» **ЗАДАНИЯ**:
• A. В каком году, согласно отрывку о Театре на Таганке, родился этот театр?
• B. Перепишите из отрывка о Театре на Таганке фрагмент от слов «После многолетней разлуки» до слов «выбросить без сожаления.» включительно, подставив «Мастера» вместо «Учителя».
• C. Продолжите отрывок о Театре на Таганке после его последнего предложения.

» **ИСХОДНЫЙ ТЕКСТ**:
++++++

Юрий Петрович не хотел понимать, что артисты, как и он сам, тоже люди и у них тоже есть свои жизненные потребности, тоже есть семьи, дети и, главное, мозги, и они поняли наконец-то, что движет Мастером на данном витке его жизни.
…Деньги!.. Главное – деньги, а не работа. И именно они убили театр, который когда-то был лучшим из всех.
После многолетней разлуки артисты в глазах Учителя из собрания замечательных индивидуальностей превратились в некую карточную колоду, из которой в меру надобности для работы вытаскивались отдельные нужные карты, а после опять возвращались в «бессловесную колоду».
Когда же эта колода состарилась, она стала ненужной, и можно было эти потрепанные карты выбросить без сожаления.
Вот такая картина-зарисовка часто возникает в моем сознании.
2011 год не знал, к сожалению, рождения Театра на Таганке в 1964 году. Он не узнал бы Юрия Петровича, счастливого от работы, а не от денег, молодого, с широко распахнутыми глазами, которые смотрели с любовью на нас, артистов, и на всех, кто вместе с ним, со своим Мастером, высекали славу Театра на Таганке.
Не знаю, что мной движет, когда я хочу многократно просить: «Прости, Таганка», и попрощаться с ней, вспомнив счастливые годы, когда я выходила на юную таганскую сцену, и – пусть поздно – поблагодарить художественного руководителя за приглашение в этот наилучший когда-то театр России.

++++++

» **ДАННЫЕ**:
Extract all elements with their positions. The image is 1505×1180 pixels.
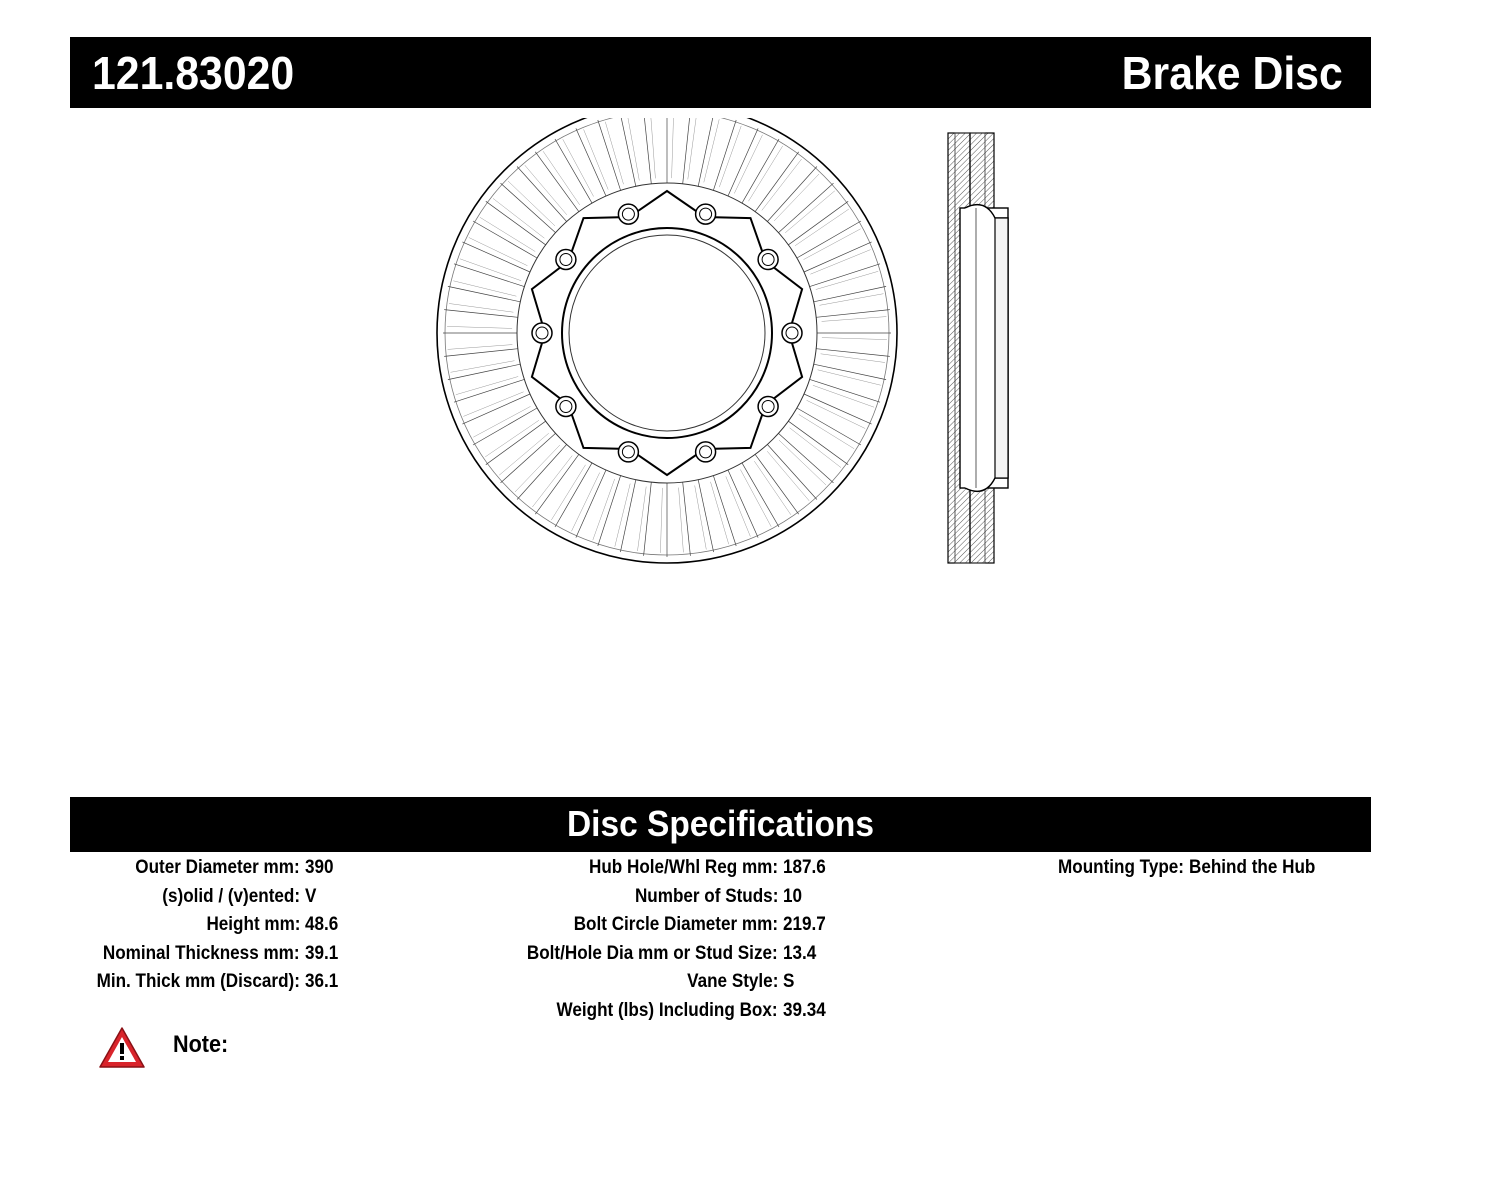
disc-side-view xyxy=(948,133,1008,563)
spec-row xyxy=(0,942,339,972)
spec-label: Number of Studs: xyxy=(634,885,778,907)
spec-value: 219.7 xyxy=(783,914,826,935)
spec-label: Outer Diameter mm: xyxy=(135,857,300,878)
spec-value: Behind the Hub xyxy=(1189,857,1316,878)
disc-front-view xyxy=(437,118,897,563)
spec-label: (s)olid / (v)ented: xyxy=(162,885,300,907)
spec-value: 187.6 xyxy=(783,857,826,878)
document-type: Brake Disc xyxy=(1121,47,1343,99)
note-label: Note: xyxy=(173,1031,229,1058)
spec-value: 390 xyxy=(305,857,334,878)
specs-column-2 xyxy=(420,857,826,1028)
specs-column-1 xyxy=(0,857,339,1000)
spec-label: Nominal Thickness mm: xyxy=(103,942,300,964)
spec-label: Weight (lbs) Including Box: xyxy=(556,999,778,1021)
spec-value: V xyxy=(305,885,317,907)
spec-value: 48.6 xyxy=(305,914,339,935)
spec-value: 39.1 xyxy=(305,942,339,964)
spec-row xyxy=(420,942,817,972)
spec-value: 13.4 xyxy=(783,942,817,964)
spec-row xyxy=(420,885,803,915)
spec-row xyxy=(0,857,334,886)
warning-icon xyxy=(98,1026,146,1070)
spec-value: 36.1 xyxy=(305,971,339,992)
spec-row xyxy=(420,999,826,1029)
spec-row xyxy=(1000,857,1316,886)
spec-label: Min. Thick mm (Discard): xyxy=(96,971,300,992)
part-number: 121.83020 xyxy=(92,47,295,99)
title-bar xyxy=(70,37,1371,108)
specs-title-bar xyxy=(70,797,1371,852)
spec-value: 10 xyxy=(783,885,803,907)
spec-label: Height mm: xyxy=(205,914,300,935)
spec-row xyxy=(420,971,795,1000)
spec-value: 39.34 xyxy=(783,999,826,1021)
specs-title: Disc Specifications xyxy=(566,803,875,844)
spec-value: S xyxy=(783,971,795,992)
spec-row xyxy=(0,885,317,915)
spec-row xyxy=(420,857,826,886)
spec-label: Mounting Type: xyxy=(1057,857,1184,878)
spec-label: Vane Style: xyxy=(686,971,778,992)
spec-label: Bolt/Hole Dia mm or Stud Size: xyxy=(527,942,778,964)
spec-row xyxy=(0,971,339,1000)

++++++

» **ОТВЕТЫ НА ЗАДАНИЯ**:
• A. В 1964 году.

• B.
После многолетней разлуки артисты в глазах Мастера из собрания замечательных индивидуальностей превратились в некую карточную колоду, из которой в меру надобности для работы вытаскивались отдельные нужные карты, а после опять возвращались в «бессловесную колоду».
Когда же эта колода состарилась, она стала ненужной, и можно было эти потрепанные карты выбросить без сожаления.

• C.
Царствие вам небесное, Юрий Петрович, простите и прощайте…
ПРОСТИ,
ПРОЩАЙ,
ТАГАНКА!
А вот не тут-то было…
Я и представить себе не могла, как взъерошится Память…
– Врешь! – протрубила она в ухо. – Врешь! Не сможешь ты забыть ту твою Таганку, в стенах которой зарождалась ваша – твоя и Лёнина – жизнь, одна на двоих…
После короткой паузы:
– Ну конечно, да, – трезвея, соглашаюсь я.
И само собой вызрело:
«Прости, прощай, Таганка, и – ЗДРАВСТВУЙ!..»
«Нюсенька, любовь – это и есть наша с тобой жизнь, наша с тобой биография», – напомнит Лёнины слова встревоженная Память.
И строчка за строчкой уверенно побегут по белоснежному листку…
Биография любви
Себе, моим детям и детям моих детей
Представляю себя, если Богу будет угодно, эдакой седенькой старушонкой, достающей трясущимися ручками из укромного, только ей известного местечка потрепанную от времени эту самую книжку.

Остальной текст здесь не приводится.